• [What you should do]:
All of the lines below are to be printed again exactly; images are excluded from the output.

• [Provided information]:

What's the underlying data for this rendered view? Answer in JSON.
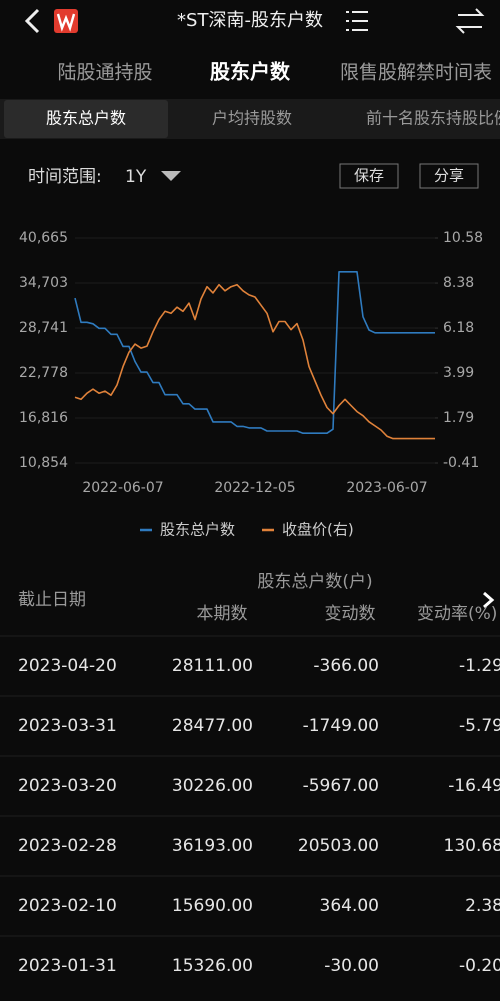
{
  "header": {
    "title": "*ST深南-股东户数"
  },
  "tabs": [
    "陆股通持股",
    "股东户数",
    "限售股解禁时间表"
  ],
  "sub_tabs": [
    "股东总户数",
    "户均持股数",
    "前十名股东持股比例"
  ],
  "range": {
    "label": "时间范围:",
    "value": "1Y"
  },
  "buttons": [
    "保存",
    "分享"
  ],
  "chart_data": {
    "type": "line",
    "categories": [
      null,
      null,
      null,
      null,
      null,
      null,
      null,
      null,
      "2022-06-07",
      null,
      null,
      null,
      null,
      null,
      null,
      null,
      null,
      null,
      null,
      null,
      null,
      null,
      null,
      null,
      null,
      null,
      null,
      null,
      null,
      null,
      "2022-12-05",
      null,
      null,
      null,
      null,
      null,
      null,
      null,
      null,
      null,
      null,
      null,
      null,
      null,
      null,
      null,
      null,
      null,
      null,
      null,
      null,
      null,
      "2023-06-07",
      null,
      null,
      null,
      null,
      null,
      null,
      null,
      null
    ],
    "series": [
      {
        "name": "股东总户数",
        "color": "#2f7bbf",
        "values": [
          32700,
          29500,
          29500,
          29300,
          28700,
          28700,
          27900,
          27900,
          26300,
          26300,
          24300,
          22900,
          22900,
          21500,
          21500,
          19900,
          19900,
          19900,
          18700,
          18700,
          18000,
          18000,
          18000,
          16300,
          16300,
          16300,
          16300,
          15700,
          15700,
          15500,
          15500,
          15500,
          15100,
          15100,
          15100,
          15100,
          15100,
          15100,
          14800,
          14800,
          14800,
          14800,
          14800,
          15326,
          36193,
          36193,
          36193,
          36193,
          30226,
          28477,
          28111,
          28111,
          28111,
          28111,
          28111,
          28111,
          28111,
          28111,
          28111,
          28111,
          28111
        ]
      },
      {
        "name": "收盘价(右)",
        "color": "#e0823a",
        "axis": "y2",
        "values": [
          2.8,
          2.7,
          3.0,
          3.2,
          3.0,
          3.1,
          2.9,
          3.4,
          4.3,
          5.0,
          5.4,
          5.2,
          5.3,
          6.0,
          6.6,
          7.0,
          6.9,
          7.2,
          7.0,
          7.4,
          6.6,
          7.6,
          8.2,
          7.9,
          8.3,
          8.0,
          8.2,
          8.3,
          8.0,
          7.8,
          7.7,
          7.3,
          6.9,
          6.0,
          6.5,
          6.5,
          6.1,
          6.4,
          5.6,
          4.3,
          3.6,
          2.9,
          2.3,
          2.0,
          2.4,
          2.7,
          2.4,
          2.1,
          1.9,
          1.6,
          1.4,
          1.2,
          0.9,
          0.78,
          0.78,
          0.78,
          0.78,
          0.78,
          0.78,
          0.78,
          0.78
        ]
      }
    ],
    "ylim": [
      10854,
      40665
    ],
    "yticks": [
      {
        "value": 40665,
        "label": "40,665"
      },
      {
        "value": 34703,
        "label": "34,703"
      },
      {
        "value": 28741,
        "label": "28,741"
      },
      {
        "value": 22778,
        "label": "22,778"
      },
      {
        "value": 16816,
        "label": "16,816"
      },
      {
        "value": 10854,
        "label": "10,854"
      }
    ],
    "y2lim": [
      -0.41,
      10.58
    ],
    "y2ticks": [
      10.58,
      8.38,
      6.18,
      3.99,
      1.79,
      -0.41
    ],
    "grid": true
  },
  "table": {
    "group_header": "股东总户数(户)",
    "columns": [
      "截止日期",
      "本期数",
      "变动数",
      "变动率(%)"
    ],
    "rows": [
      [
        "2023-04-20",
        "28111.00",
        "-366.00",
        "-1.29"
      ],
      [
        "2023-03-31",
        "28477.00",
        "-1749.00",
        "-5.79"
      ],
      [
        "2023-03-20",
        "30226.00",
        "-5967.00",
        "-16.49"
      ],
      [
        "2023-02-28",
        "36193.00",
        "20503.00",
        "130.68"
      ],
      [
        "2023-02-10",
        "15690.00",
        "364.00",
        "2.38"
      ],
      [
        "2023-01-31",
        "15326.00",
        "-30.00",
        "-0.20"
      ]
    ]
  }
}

• [Response to the exercise]:
What's the underlying data for this rendered view? Answer in JSON.
{
  "header": {
    "title": "*ST深南-股东户数"
  },
  "tabs": [
    "陆股通持股",
    "股东户数",
    "限售股解禁时间表"
  ],
  "sub_tabs": [
    "股东总户数",
    "户均持股数",
    "前十名股东持股比例"
  ],
  "range": {
    "label": "时间范围:",
    "value": "1Y"
  },
  "buttons": [
    "保存",
    "分享"
  ],
  "chart_data": {
    "type": "line",
    "categories": [
      null,
      null,
      null,
      null,
      null,
      null,
      null,
      null,
      "2022-06-07",
      null,
      null,
      null,
      null,
      null,
      null,
      null,
      null,
      null,
      null,
      null,
      null,
      null,
      null,
      null,
      null,
      null,
      null,
      null,
      null,
      null,
      "2022-12-05",
      null,
      null,
      null,
      null,
      null,
      null,
      null,
      null,
      null,
      null,
      null,
      null,
      null,
      null,
      null,
      null,
      null,
      null,
      null,
      null,
      null,
      "2023-06-07",
      null,
      null,
      null,
      null,
      null,
      null,
      null,
      null
    ],
    "series": [
      {
        "name": "股东总户数",
        "color": "#2f7bbf",
        "values": [
          32700,
          29500,
          29500,
          29300,
          28700,
          28700,
          27900,
          27900,
          26300,
          26300,
          24300,
          22900,
          22900,
          21500,
          21500,
          19900,
          19900,
          19900,
          18700,
          18700,
          18000,
          18000,
          18000,
          16300,
          16300,
          16300,
          16300,
          15700,
          15700,
          15500,
          15500,
          15500,
          15100,
          15100,
          15100,
          15100,
          15100,
          15100,
          14800,
          14800,
          14800,
          14800,
          14800,
          15326,
          36193,
          36193,
          36193,
          36193,
          30226,
          28477,
          28111,
          28111,
          28111,
          28111,
          28111,
          28111,
          28111,
          28111,
          28111,
          28111,
          28111
        ]
      },
      {
        "name": "收盘价(右)",
        "color": "#e0823a",
        "axis": "y2",
        "values": [
          2.8,
          2.7,
          3.0,
          3.2,
          3.0,
          3.1,
          2.9,
          3.4,
          4.3,
          5.0,
          5.4,
          5.2,
          5.3,
          6.0,
          6.6,
          7.0,
          6.9,
          7.2,
          7.0,
          7.4,
          6.6,
          7.6,
          8.2,
          7.9,
          8.3,
          8.0,
          8.2,
          8.3,
          8.0,
          7.8,
          7.7,
          7.3,
          6.9,
          6.0,
          6.5,
          6.5,
          6.1,
          6.4,
          5.6,
          4.3,
          3.6,
          2.9,
          2.3,
          2.0,
          2.4,
          2.7,
          2.4,
          2.1,
          1.9,
          1.6,
          1.4,
          1.2,
          0.9,
          0.78,
          0.78,
          0.78,
          0.78,
          0.78,
          0.78,
          0.78,
          0.78
        ]
      }
    ],
    "ylim": [
      10854,
      40665
    ],
    "yticks": [
      {
        "value": 40665,
        "label": "40,665"
      },
      {
        "value": 34703,
        "label": "34,703"
      },
      {
        "value": 28741,
        "label": "28,741"
      },
      {
        "value": 22778,
        "label": "22,778"
      },
      {
        "value": 16816,
        "label": "16,816"
      },
      {
        "value": 10854,
        "label": "10,854"
      }
    ],
    "y2lim": [
      -0.41,
      10.58
    ],
    "y2ticks": [
      10.58,
      8.38,
      6.18,
      3.99,
      1.79,
      -0.41
    ],
    "grid": true
  },
  "table": {
    "group_header": "股东总户数(户)",
    "columns": [
      "截止日期",
      "本期数",
      "变动数",
      "变动率(%)"
    ],
    "rows": [
      [
        "2023-04-20",
        "28111.00",
        "-366.00",
        "-1.29"
      ],
      [
        "2023-03-31",
        "28477.00",
        "-1749.00",
        "-5.79"
      ],
      [
        "2023-03-20",
        "30226.00",
        "-5967.00",
        "-16.49"
      ],
      [
        "2023-02-28",
        "36193.00",
        "20503.00",
        "130.68"
      ],
      [
        "2023-02-10",
        "15690.00",
        "364.00",
        "2.38"
      ],
      [
        "2023-01-31",
        "15326.00",
        "-30.00",
        "-0.20"
      ]
    ]
  }
}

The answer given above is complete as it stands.